### Goal
Print the records again, character for character.

### Dataset entries

——

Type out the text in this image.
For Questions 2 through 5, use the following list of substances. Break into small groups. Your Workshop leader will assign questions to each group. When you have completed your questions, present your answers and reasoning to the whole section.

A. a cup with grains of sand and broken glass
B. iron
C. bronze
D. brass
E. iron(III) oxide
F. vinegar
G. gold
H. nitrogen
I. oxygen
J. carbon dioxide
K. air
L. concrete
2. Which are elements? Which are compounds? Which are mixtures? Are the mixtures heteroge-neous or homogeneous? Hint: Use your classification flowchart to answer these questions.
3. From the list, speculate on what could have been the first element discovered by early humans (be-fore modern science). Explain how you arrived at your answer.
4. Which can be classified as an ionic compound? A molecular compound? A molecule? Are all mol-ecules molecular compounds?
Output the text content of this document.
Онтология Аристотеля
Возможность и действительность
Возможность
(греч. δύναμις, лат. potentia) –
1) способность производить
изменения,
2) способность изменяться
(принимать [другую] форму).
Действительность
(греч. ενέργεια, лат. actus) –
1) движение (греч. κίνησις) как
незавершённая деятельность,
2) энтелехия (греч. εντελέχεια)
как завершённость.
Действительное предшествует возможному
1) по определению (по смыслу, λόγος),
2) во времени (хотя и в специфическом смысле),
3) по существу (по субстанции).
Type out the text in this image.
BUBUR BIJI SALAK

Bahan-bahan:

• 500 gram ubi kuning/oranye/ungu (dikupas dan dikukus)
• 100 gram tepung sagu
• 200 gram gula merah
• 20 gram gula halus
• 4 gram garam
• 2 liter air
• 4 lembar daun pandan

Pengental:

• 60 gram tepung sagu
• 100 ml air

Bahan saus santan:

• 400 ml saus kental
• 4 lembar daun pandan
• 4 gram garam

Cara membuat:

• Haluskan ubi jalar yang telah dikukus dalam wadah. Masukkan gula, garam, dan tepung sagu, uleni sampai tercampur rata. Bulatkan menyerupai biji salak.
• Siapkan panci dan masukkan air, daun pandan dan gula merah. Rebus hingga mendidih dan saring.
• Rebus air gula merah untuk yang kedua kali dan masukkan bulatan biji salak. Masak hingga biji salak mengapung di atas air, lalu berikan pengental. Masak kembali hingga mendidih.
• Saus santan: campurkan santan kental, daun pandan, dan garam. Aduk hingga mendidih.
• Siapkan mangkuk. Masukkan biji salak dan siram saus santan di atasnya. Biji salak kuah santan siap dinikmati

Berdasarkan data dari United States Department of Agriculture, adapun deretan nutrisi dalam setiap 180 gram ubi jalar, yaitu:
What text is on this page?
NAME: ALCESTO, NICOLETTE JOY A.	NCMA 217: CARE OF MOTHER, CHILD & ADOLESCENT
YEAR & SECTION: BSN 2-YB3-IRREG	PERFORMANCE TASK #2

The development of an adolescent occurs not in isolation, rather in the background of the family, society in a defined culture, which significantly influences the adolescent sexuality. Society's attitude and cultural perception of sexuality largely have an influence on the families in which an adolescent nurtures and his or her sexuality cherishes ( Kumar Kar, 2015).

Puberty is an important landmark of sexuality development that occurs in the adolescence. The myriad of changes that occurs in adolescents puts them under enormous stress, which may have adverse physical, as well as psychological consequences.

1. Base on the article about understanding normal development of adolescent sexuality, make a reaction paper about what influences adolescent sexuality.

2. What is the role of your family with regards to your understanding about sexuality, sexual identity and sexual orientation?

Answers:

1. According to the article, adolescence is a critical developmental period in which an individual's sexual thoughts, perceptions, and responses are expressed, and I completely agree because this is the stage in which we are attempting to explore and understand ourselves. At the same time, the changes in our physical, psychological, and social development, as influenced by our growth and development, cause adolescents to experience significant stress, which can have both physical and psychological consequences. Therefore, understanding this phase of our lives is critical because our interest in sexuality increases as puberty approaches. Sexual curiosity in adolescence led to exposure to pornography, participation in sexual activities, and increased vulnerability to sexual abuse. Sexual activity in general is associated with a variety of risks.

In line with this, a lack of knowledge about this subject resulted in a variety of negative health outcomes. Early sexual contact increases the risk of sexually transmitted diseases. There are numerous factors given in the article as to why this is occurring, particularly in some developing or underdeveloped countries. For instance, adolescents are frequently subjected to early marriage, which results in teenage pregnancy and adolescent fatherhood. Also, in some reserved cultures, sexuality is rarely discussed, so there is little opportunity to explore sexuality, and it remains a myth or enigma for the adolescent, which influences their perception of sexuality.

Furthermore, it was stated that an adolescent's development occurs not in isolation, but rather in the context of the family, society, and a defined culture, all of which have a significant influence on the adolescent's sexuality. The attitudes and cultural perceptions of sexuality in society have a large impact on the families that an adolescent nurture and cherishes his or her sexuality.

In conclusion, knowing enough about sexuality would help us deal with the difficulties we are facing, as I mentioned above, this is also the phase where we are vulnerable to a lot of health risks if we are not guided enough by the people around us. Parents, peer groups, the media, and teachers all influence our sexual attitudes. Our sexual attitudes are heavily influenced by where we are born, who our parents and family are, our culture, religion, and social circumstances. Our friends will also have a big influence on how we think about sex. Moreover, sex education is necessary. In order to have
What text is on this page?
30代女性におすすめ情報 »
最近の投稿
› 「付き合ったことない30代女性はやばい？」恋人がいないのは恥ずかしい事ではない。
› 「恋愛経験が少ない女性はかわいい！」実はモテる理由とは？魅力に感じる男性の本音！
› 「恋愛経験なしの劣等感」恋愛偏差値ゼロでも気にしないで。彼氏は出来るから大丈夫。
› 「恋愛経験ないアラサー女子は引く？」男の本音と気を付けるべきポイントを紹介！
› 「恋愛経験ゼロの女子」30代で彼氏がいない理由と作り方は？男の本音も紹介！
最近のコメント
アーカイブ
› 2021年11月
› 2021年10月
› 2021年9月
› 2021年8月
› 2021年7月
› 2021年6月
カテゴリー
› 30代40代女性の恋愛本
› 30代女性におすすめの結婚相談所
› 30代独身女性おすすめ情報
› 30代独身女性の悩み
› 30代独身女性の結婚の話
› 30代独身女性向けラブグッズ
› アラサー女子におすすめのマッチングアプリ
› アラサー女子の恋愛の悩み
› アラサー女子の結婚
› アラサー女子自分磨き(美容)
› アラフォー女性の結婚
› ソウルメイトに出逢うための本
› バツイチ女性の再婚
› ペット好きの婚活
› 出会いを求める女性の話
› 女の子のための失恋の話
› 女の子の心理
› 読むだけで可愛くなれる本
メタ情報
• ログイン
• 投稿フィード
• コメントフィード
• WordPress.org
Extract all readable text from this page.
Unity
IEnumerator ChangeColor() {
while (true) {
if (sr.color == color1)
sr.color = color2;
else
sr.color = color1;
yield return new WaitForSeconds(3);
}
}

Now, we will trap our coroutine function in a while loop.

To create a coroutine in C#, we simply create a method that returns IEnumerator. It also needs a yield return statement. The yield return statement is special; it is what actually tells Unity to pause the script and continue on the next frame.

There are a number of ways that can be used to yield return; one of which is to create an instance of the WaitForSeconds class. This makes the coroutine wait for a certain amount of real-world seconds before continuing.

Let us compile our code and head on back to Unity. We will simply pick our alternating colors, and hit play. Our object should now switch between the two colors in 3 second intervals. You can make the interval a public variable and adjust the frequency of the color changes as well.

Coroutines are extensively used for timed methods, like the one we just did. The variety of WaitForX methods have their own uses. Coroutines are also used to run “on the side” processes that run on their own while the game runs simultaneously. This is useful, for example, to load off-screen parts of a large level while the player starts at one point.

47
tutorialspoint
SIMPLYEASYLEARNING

——

### Finished answer
Type out the text in this image.
For Questions 2 through 5, use the following list of substances. Break into small groups. Your Workshop leader will assign questions to each group. When you have completed your questions, present your answers and reasoning to the whole section.

A. a cup with grains of sand and broken glass
B. iron
C. bronze
D. brass
E. iron(III) oxide
F. vinegar
G. gold
H. nitrogen
I. oxygen
J. carbon dioxide
K. air
L. concrete
2. Which are elements? Which are compounds? Which are mixtures? Are the mixtures heteroge-neous or homogeneous? Hint: Use your classification flowchart to answer these questions.
3. From the list, speculate on what could have been the first element discovered by early humans (be-fore modern science). Explain how you arrived at your answer.
4. Which can be classified as an ionic compound? A molecular compound? A molecule? Are all mol-ecules molecular compounds?
Output the text content of this document.
Онтология Аристотеля
Возможность и действительность
Возможность
(греч. δύναμις, лат. potentia) –
1) способность производить
изменения,
2) способность изменяться
(принимать [другую] форму).
Действительность
(греч. ενέργεια, лат. actus) –
1) движение (греч. κίνησις) как
незавершённая деятельность,
2) энтелехия (греч. εντελέχεια)
как завершённость.
Действительное предшествует возможному
1) по определению (по смыслу, λόγος),
2) во времени (хотя и в специфическом смысле),
3) по существу (по субстанции).
Type out the text in this image.
BUBUR BIJI SALAK

Bahan-bahan:

• 500 gram ubi kuning/oranye/ungu (dikupas dan dikukus)
• 100 gram tepung sagu
• 200 gram gula merah
• 20 gram gula halus
• 4 gram garam
• 2 liter air
• 4 lembar daun pandan

Pengental:

• 60 gram tepung sagu
• 100 ml air

Bahan saus santan:

• 400 ml saus kental
• 4 lembar daun pandan
• 4 gram garam

Cara membuat:

• Haluskan ubi jalar yang telah dikukus dalam wadah. Masukkan gula, garam, dan tepung sagu, uleni sampai tercampur rata. Bulatkan menyerupai biji salak.
• Siapkan panci dan masukkan air, daun pandan dan gula merah. Rebus hingga mendidih dan saring.
• Rebus air gula merah untuk yang kedua kali dan masukkan bulatan biji salak. Masak hingga biji salak mengapung di atas air, lalu berikan pengental. Masak kembali hingga mendidih.
• Saus santan: campurkan santan kental, daun pandan, dan garam. Aduk hingga mendidih.
• Siapkan mangkuk. Masukkan biji salak dan siram saus santan di atasnya. Biji salak kuah santan siap dinikmati

Berdasarkan data dari United States Department of Agriculture, adapun deretan nutrisi dalam setiap 180 gram ubi jalar, yaitu:
What text is on this page?
NAME: ALCESTO, NICOLETTE JOY A.	NCMA 217: CARE OF MOTHER, CHILD & ADOLESCENT
YEAR & SECTION: BSN 2-YB3-IRREG	PERFORMANCE TASK #2

The development of an adolescent occurs not in isolation, rather in the background of the family, society in a defined culture, which significantly influences the adolescent sexuality. Society's attitude and cultural perception of sexuality largely have an influence on the families in which an adolescent nurtures and his or her sexuality cherishes ( Kumar Kar, 2015).

Puberty is an important landmark of sexuality development that occurs in the adolescence. The myriad of changes that occurs in adolescents puts them under enormous stress, which may have adverse physical, as well as psychological consequences.

1. Base on the article about understanding normal development of adolescent sexuality, make a reaction paper about what influences adolescent sexuality.

2. What is the role of your family with regards to your understanding about sexuality, sexual identity and sexual orientation?

Answers:

1. According to the article, adolescence is a critical developmental period in which an individual's sexual thoughts, perceptions, and responses are expressed, and I completely agree because this is the stage in which we are attempting to explore and understand ourselves. At the same time, the changes in our physical, psychological, and social development, as influenced by our growth and development, cause adolescents to experience significant stress, which can have both physical and psychological consequences. Therefore, understanding this phase of our lives is critical because our interest in sexuality increases as puberty approaches. Sexual curiosity in adolescence led to exposure to pornography, participation in sexual activities, and increased vulnerability to sexual abuse. Sexual activity in general is associated with a variety of risks.

In line with this, a lack of knowledge about this subject resulted in a variety of negative health outcomes. Early sexual contact increases the risk of sexually transmitted diseases. There are numerous factors given in the article as to why this is occurring, particularly in some developing or underdeveloped countries. For instance, adolescents are frequently subjected to early marriage, which results in teenage pregnancy and adolescent fatherhood. Also, in some reserved cultures, sexuality is rarely discussed, so there is little opportunity to explore sexuality, and it remains a myth or enigma for the adolescent, which influences their perception of sexuality.

Furthermore, it was stated that an adolescent's development occurs not in isolation, but rather in the context of the family, society, and a defined culture, all of which have a significant influence on the adolescent's sexuality. The attitudes and cultural perceptions of sexuality in society have a large impact on the families that an adolescent nurture and cherishes his or her sexuality.

In conclusion, knowing enough about sexuality would help us deal with the difficulties we are facing, as I mentioned above, this is also the phase where we are vulnerable to a lot of health risks if we are not guided enough by the people around us. Parents, peer groups, the media, and teachers all influence our sexual attitudes. Our sexual attitudes are heavily influenced by where we are born, who our parents and family are, our culture, religion, and social circumstances. Our friends will also have a big influence on how we think about sex. Moreover, sex education is necessary. In order to have
What text is on this page?
30代女性におすすめ情報 »
最近の投稿
› 「付き合ったことない30代女性はやばい？」恋人がいないのは恥ずかしい事ではない。
› 「恋愛経験が少ない女性はかわいい！」実はモテる理由とは？魅力に感じる男性の本音！
› 「恋愛経験なしの劣等感」恋愛偏差値ゼロでも気にしないで。彼氏は出来るから大丈夫。
› 「恋愛経験ないアラサー女子は引く？」男の本音と気を付けるべきポイントを紹介！
› 「恋愛経験ゼロの女子」30代で彼氏がいない理由と作り方は？男の本音も紹介！
最近のコメント
アーカイブ
› 2021年11月
› 2021年10月
› 2021年9月
› 2021年8月
› 2021年7月
› 2021年6月
カテゴリー
› 30代40代女性の恋愛本
› 30代女性におすすめの結婚相談所
› 30代独身女性おすすめ情報
› 30代独身女性の悩み
› 30代独身女性の結婚の話
› 30代独身女性向けラブグッズ
› アラサー女子におすすめのマッチングアプリ
› アラサー女子の恋愛の悩み
› アラサー女子の結婚
› アラサー女子自分磨き(美容)
› アラフォー女性の結婚
› ソウルメイトに出逢うための本
› バツイチ女性の再婚
› ペット好きの婚活
› 出会いを求める女性の話
› 女の子のための失恋の話
› 女の子の心理
› 読むだけで可愛くなれる本
メタ情報
• ログイン
• 投稿フィード
• コメントフィード
• WordPress.org
Extract all readable text from this page.
Unity
IEnumerator ChangeColor() {
while (true) {
if (sr.color == color1)
sr.color = color2;
else
sr.color = color1;
yield return new WaitForSeconds(3);
}
}

Now, we will trap our coroutine function in a while loop.

To create a coroutine in C#, we simply create a method that returns IEnumerator. It also needs a yield return statement. The yield return statement is special; it is what actually tells Unity to pause the script and continue on the next frame.

There are a number of ways that can be used to yield return; one of which is to create an instance of the WaitForSeconds class. This makes the coroutine wait for a certain amount of real-world seconds before continuing.

Let us compile our code and head on back to Unity. We will simply pick our alternating colors, and hit play. Our object should now switch between the two colors in 3 second intervals. You can make the interval a public variable and adjust the frequency of the color changes as well.

Coroutines are extensively used for timed methods, like the one we just did. The variety of WaitForX methods have their own uses. Coroutines are also used to run “on the side” processes that run on their own while the game runs simultaneously. This is useful, for example, to load off-screen parts of a large level while the player starts at one point.

47
tutorialspoint
SIMPLYEASYLEARNING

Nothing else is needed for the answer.